Task to complete:
Can you write out the whole listing exactly?
━━ Data lines
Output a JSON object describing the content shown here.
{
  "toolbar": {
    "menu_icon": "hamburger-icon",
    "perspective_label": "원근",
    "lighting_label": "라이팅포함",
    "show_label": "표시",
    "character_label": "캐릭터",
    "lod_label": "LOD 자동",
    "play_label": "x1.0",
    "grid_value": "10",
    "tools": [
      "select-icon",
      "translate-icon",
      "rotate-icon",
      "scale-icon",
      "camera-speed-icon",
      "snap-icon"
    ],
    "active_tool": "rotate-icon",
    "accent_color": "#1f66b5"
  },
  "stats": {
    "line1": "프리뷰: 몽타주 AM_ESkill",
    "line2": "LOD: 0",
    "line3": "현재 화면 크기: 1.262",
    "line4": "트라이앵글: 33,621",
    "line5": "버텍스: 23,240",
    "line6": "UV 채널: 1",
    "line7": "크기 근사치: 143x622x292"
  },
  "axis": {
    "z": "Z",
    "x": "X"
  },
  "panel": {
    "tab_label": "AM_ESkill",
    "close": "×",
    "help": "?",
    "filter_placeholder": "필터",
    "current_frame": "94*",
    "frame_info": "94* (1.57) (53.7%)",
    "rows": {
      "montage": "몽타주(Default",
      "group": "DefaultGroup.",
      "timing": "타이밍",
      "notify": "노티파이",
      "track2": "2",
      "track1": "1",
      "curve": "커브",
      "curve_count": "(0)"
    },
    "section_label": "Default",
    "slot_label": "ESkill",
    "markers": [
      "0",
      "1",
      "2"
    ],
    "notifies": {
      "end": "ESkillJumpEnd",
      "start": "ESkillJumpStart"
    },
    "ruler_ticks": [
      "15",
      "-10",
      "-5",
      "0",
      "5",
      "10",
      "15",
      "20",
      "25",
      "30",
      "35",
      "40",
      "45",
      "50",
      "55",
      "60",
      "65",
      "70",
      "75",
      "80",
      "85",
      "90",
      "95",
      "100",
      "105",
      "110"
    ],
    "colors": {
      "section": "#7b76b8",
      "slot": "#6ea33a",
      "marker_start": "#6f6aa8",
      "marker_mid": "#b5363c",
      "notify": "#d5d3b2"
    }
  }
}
━━━━
Exercise answer:
Output a JSON object describing the content shown here.
{
  "toolbar": {
    "menu_icon": "hamburger-icon",
    "perspective_label": "원근",
    "lighting_label": "라이팅포함",
    "show_label": "표시",
    "character_label": "캐릭터",
    "lod_label": "LOD 자동",
    "play_label": "x1.0",
    "grid_value": "10",
    "tools": [
      "select-icon",
      "translate-icon",
      "rotate-icon",
      "scale-icon",
      "camera-speed-icon",
      "snap-icon"
    ],
    "active_tool": "rotate-icon",
    "accent_color": "#1f66b5"
  },
  "stats": {
    "line1": "프리뷰: 몽타주 AM_ESkill",
    "line2": "LOD: 0",
    "line3": "현재 화면 크기: 1.262",
    "line4": "트라이앵글: 33,621",
    "line5": "버텍스: 23,240",
    "line6": "UV 채널: 1",
    "line7": "크기 근사치: 143x622x292"
  },
  "axis": {
    "z": "Z",
    "x": "X"
  },
  "panel": {
    "tab_label": "AM_ESkill",
    "close": "×",
    "help": "?",
    "filter_placeholder": "필터",
    "current_frame": "94*",
    "frame_info": "94* (1.57) (53.7%)",
    "rows": {
      "montage": "몽타주(Default",
      "group": "DefaultGroup.",
      "timing": "타이밍",
      "notify": "노티파이",
      "track2": "2",
      "track1": "1",
      "curve": "커브",
      "curve_count": "(0)"
    },
    "section_label": "Default",
    "slot_label": "ESkill",
    "markers": [
      "0",
      "1",
      "2"
    ],
    "notifies": {
      "end": "ESkillJumpEnd",
      "start": "ESkillJumpStart"
    },
    "ruler_ticks": [
      "15",
      "-10",
      "-5",
      "0",
      "5",
      "10",
      "15",
      "20",
      "25",
      "30",
      "35",
      "40",
      "45",
      "50",
      "55",
      "60",
      "65",
      "70",
      "75",
      "80",
      "85",
      "90",
      "95",
      "100",
      "105",
      "110"
    ],
    "colors": {
      "section": "#7b76b8",
      "slot": "#6ea33a",
      "marker_start": "#6f6aa8",
      "marker_mid": "#b5363c",
      "notify": "#d5d3b2"
    }
  }
}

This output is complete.